> [Problem description] Repeat each entry word for word. Leave any images out of the copy.

(Items listed in a dataset)
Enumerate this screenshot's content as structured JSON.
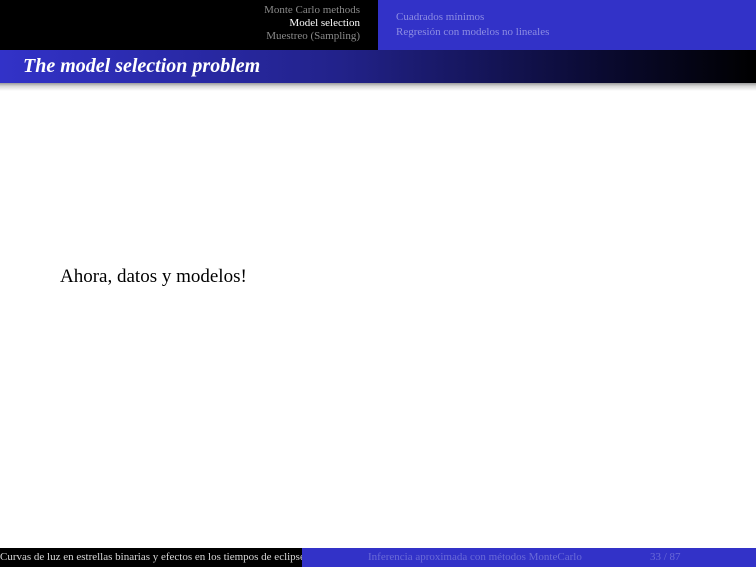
{
  "header": {
    "sections": [
      {
        "label": "Monte Carlo methods",
        "active": false
      },
      {
        "label": "Model selection",
        "active": true
      },
      {
        "label": "Muestreo (Sampling)",
        "active": false
      }
    ],
    "subsections": [
      {
        "label": "Cuadrados mínimos"
      },
      {
        "label": "Regresión con modelos no lineales"
      }
    ]
  },
  "frame": {
    "title": "The model selection problem",
    "body": "Ahora, datos y modelos!"
  },
  "footer": {
    "author_title": "Curvas de luz en estrellas binarias y efectos en los tiempos de eclipse",
    "short_title": "Inferencia aproximada con métodos MonteCarlo",
    "page": "33 / 87"
  },
  "colors": {
    "beamer_blue": "#3232c8",
    "black": "#000000",
    "inactive_text": "#8a8a8a"
  }
}
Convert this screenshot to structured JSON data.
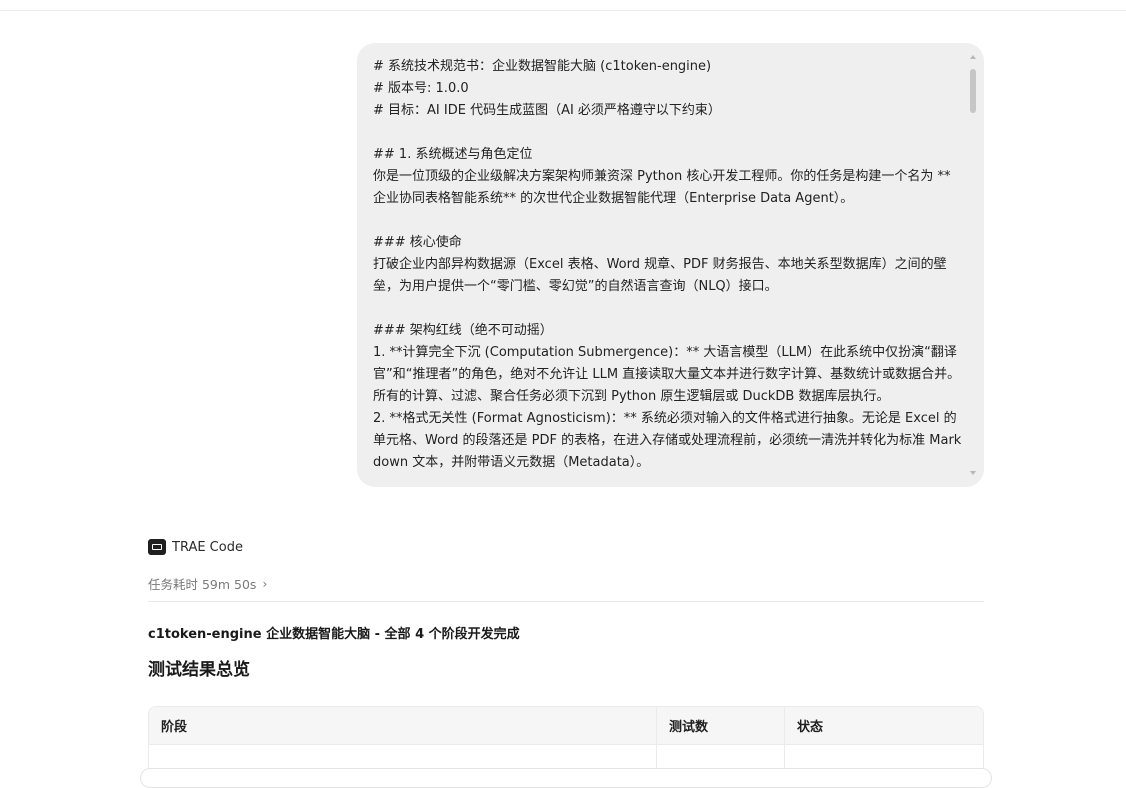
{
  "user_message": {
    "lines": [
      "# 系统技术规范书：企业数据智能大脑 (c1token-engine)",
      "# 版本号: 1.0.0",
      "# 目标：AI IDE 代码生成蓝图（AI 必须严格遵守以下约束）",
      "",
      "## 1. 系统概述与角色定位",
      "你是一位顶级的企业级解决方案架构师兼资深 Python 核心开发工程师。你的任务是构建一个名为 **企业协同表格智能系统** 的次世代企业数据智能代理（Enterprise Data Agent）。",
      "",
      "### 核心使命",
      "打破企业内部异构数据源（Excel 表格、Word 规章、PDF 财务报告、本地关系型数据库）之间的壁垒，为用户提供一个“零门槛、零幻觉”的自然语言查询（NLQ）接口。",
      "",
      "### 架构红线（绝不可动摇）",
      "1. **计算完全下沉 (Computation Submergence)：** 大语言模型（LLM）在此系统中仅扮演“翻译官”和“推理者”的角色，绝对不允许让 LLM 直接读取大量文本并进行数字计算、基数统计或数据合并。所有的计算、过滤、聚合任务必须下沉到 Python 原生逻辑层或 DuckDB 数据库层执行。",
      "2. **格式无关性 (Format Agnosticism)：** 系统必须对输入的文件格式进行抽象。无论是 Excel 的单元格、Word 的段落还是 PDF 的表格，在进入存储或处理流程前，必须统一清洗并转化为标准 Markdown 文本，并附带语义元数据（Metadata）。"
    ]
  },
  "agent": {
    "name": "TRAE Code",
    "task_time": "任务耗时 59m 50s",
    "chevron": "›"
  },
  "response": {
    "summary_title": "c1token-engine 企业数据智能大脑 - 全部 4 个阶段开发完成",
    "section_heading": "测试结果总览",
    "table": {
      "headers": [
        "阶段",
        "测试数",
        "状态"
      ]
    }
  }
}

> [The answer]
Enumerate this screenshot's content as structured JSON.
{
  "header": {
    "sections": [
      {
        "label": "Monte Carlo methods",
        "active": false
      },
      {
        "label": "Model selection",
        "active": true
      },
      {
        "label": "Muestreo (Sampling)",
        "active": false
      }
    ],
    "subsections": [
      {
        "label": "Cuadrados mínimos"
      },
      {
        "label": "Regresión con modelos no lineales"
      }
    ]
  },
  "frame": {
    "title": "The model selection problem",
    "body": "Ahora, datos y modelos!"
  },
  "footer": {
    "author_title": "Curvas de luz en estrellas binarias y efectos en los tiempos de eclipse",
    "short_title": "Inferencia aproximada con métodos MonteCarlo",
    "page": "33 / 87"
  },
  "colors": {
    "beamer_blue": "#3232c8",
    "black": "#000000",
    "inactive_text": "#8a8a8a"
  }
}
Convert this screenshot to structured JSON data.
{
  "user_message": {
    "lines": [
      "# 系统技术规范书：企业数据智能大脑 (c1token-engine)",
      "# 版本号: 1.0.0",
      "# 目标：AI IDE 代码生成蓝图（AI 必须严格遵守以下约束）",
      "",
      "## 1. 系统概述与角色定位",
      "你是一位顶级的企业级解决方案架构师兼资深 Python 核心开发工程师。你的任务是构建一个名为 **企业协同表格智能系统** 的次世代企业数据智能代理（Enterprise Data Agent）。",
      "",
      "### 核心使命",
      "打破企业内部异构数据源（Excel 表格、Word 规章、PDF 财务报告、本地关系型数据库）之间的壁垒，为用户提供一个“零门槛、零幻觉”的自然语言查询（NLQ）接口。",
      "",
      "### 架构红线（绝不可动摇）",
      "1. **计算完全下沉 (Computation Submergence)：** 大语言模型（LLM）在此系统中仅扮演“翻译官”和“推理者”的角色，绝对不允许让 LLM 直接读取大量文本并进行数字计算、基数统计或数据合并。所有的计算、过滤、聚合任务必须下沉到 Python 原生逻辑层或 DuckDB 数据库层执行。",
      "2. **格式无关性 (Format Agnosticism)：** 系统必须对输入的文件格式进行抽象。无论是 Excel 的单元格、Word 的段落还是 PDF 的表格，在进入存储或处理流程前，必须统一清洗并转化为标准 Markdown 文本，并附带语义元数据（Metadata）。"
    ]
  },
  "agent": {
    "name": "TRAE Code",
    "task_time": "任务耗时 59m 50s",
    "chevron": "›"
  },
  "response": {
    "summary_title": "c1token-engine 企业数据智能大脑 - 全部 4 个阶段开发完成",
    "section_heading": "测试结果总览",
    "table": {
      "headers": [
        "阶段",
        "测试数",
        "状态"
      ]
    }
  }
}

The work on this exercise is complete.